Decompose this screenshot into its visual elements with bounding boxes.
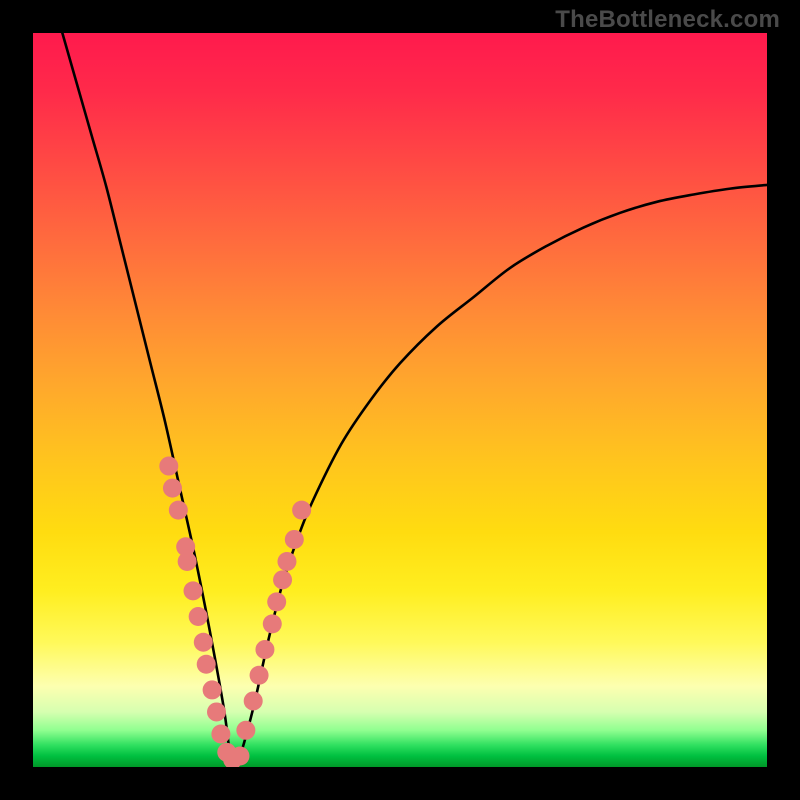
curve-marker: [178, 552, 197, 571]
curve-marker: [207, 702, 226, 721]
curve-marker: [255, 640, 274, 659]
curve-marker: [236, 721, 255, 740]
curve-marker: [250, 666, 269, 685]
watermark-text: TheBottleneck.com: [555, 6, 780, 34]
curve-marker: [230, 746, 249, 765]
curve-marker: [169, 501, 188, 520]
plot-area: [33, 33, 767, 767]
curve-marker: [263, 614, 282, 633]
curve-marker: [277, 552, 296, 571]
curve-marker: [197, 655, 216, 674]
chart-frame: TheBottleneck.com: [0, 0, 800, 800]
dots-left-group: [159, 457, 242, 767]
curve-marker: [189, 607, 208, 626]
curve-marker: [273, 570, 292, 589]
dots-right-group: [230, 501, 311, 766]
curve-marker: [292, 501, 311, 520]
curve-marker: [184, 581, 203, 600]
curve-marker: [163, 479, 182, 498]
curve-marker: [267, 592, 286, 611]
bottleneck-curve-svg: [33, 33, 767, 767]
curve-marker: [203, 680, 222, 699]
curve-marker: [285, 530, 304, 549]
curve-marker: [159, 457, 178, 476]
bottleneck-curve: [62, 33, 767, 766]
curve-marker: [194, 633, 213, 652]
curve-marker: [244, 691, 263, 710]
curve-marker: [211, 724, 230, 743]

◇ ◇ ◇ ◇ ◇

__STATED PROBLEM__. Update the records by replacing every "curve-marker" with "dot-marker" and keeping everything else the same. Don't include the pictures.

__WRITTEN RESPONSE__.
Decompose this screenshot into its visual elements with bounding boxes.
dot-marker: [178, 552, 197, 571]
dot-marker: [207, 702, 226, 721]
dot-marker: [255, 640, 274, 659]
dot-marker: [236, 721, 255, 740]
dot-marker: [250, 666, 269, 685]
watermark-text: TheBottleneck.com: [555, 6, 780, 34]
dot-marker: [230, 746, 249, 765]
dot-marker: [169, 501, 188, 520]
plot-area: [33, 33, 767, 767]
dot-marker: [263, 614, 282, 633]
dot-marker: [277, 552, 296, 571]
dot-marker: [197, 655, 216, 674]
chart-frame: TheBottleneck.com: [0, 0, 800, 800]
dots-left-group: [159, 457, 242, 767]
dot-marker: [189, 607, 208, 626]
dot-marker: [273, 570, 292, 589]
dots-right-group: [230, 501, 311, 766]
dot-marker: [292, 501, 311, 520]
dot-marker: [184, 581, 203, 600]
dot-marker: [163, 479, 182, 498]
dot-marker: [267, 592, 286, 611]
bottleneck-curve-svg: [33, 33, 767, 767]
dot-marker: [203, 680, 222, 699]
dot-marker: [285, 530, 304, 549]
dot-marker: [159, 457, 178, 476]
bottleneck-curve: [62, 33, 767, 766]
dot-marker: [194, 633, 213, 652]
dot-marker: [244, 691, 263, 710]
dot-marker: [211, 724, 230, 743]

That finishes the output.